Start Data lines
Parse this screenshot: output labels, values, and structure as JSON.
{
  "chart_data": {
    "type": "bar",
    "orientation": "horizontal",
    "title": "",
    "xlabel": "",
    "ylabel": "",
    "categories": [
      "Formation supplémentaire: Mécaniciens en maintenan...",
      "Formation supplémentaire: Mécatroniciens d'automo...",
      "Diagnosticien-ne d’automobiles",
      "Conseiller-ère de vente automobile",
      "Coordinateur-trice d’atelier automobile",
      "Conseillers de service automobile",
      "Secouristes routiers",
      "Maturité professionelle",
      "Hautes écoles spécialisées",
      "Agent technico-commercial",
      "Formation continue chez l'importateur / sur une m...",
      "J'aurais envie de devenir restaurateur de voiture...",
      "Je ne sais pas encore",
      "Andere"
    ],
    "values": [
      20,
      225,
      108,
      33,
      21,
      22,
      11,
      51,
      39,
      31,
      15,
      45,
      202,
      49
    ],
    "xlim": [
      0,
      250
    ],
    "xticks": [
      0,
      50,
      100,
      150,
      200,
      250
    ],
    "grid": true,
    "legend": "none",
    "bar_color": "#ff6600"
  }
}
End Data lines
__Instructions for the task__.
Transcribe the entire listing above precisely.

__Reply__.
Parse this screenshot: output labels, values, and structure as JSON.
{
  "chart_data": {
    "type": "bar",
    "orientation": "horizontal",
    "title": "",
    "xlabel": "",
    "ylabel": "",
    "categories": [
      "Formation supplémentaire: Mécaniciens en maintenan...",
      "Formation supplémentaire: Mécatroniciens d'automo...",
      "Diagnosticien-ne d’automobiles",
      "Conseiller-ère de vente automobile",
      "Coordinateur-trice d’atelier automobile",
      "Conseillers de service automobile",
      "Secouristes routiers",
      "Maturité professionelle",
      "Hautes écoles spécialisées",
      "Agent technico-commercial",
      "Formation continue chez l'importateur / sur une m...",
      "J'aurais envie de devenir restaurateur de voiture...",
      "Je ne sais pas encore",
      "Andere"
    ],
    "values": [
      20,
      225,
      108,
      33,
      21,
      22,
      11,
      51,
      39,
      31,
      15,
      45,
      202,
      49
    ],
    "xlim": [
      0,
      250
    ],
    "xticks": [
      0,
      50,
      100,
      150,
      200,
      250
    ],
    "grid": true,
    "legend": "none",
    "bar_color": "#ff6600"
  }
}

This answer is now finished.